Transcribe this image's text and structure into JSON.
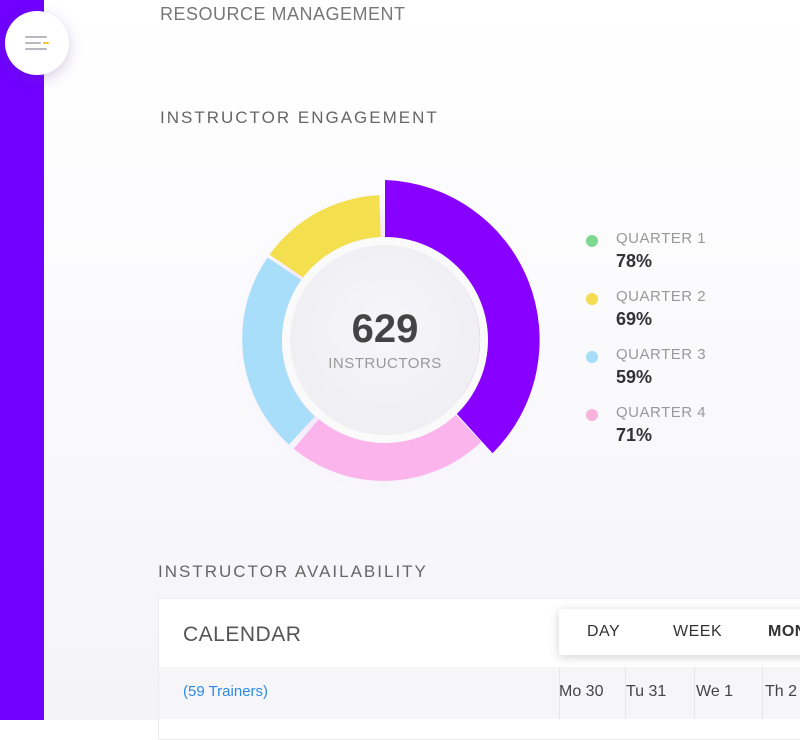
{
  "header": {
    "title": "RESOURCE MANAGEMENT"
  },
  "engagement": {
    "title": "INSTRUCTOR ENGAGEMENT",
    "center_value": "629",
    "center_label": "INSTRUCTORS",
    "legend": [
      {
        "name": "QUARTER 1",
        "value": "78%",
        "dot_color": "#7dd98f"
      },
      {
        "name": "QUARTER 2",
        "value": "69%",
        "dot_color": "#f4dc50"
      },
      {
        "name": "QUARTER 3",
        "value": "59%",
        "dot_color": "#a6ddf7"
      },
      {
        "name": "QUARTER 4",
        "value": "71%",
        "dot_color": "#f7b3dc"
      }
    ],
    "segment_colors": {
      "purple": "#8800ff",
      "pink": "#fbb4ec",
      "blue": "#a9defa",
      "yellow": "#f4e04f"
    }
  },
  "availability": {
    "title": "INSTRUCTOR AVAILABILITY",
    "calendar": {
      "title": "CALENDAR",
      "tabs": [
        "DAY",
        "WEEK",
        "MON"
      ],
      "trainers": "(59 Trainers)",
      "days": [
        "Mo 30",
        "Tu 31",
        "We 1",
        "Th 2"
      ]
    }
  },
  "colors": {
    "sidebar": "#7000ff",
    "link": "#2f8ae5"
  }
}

---

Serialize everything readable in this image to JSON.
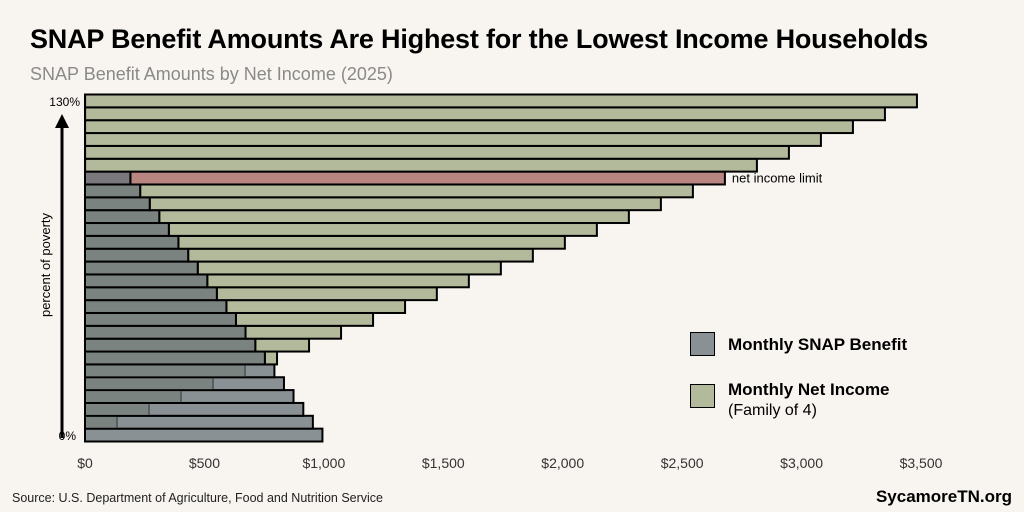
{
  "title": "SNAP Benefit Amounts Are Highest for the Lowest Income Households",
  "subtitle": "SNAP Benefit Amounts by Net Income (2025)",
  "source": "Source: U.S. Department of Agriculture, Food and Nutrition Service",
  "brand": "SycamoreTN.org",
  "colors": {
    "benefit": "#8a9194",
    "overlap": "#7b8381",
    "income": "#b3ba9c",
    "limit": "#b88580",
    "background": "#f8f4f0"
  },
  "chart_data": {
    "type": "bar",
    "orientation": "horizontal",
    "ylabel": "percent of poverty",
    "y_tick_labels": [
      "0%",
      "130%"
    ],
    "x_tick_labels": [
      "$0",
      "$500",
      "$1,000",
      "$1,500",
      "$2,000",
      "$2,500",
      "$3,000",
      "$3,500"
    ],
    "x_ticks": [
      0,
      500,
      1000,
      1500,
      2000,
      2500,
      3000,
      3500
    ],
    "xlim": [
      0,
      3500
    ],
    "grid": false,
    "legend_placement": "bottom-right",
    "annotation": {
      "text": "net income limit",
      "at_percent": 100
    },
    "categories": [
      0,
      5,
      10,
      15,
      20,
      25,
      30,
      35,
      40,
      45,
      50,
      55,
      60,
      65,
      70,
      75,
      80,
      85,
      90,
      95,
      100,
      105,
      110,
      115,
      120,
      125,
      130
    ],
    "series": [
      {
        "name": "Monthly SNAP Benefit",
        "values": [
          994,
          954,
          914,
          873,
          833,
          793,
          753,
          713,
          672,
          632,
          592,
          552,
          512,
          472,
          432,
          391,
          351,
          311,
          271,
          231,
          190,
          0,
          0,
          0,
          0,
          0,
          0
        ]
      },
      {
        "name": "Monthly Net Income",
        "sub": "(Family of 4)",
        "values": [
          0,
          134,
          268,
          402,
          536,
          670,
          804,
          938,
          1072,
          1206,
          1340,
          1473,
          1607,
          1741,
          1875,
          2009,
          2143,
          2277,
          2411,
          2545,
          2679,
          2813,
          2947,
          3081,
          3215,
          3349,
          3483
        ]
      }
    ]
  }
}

### PROBLEM STATEMENT
The answer must consist solely of the number of lines in the entries that contain the word "text".

### OUTPUT OF THE TASK
2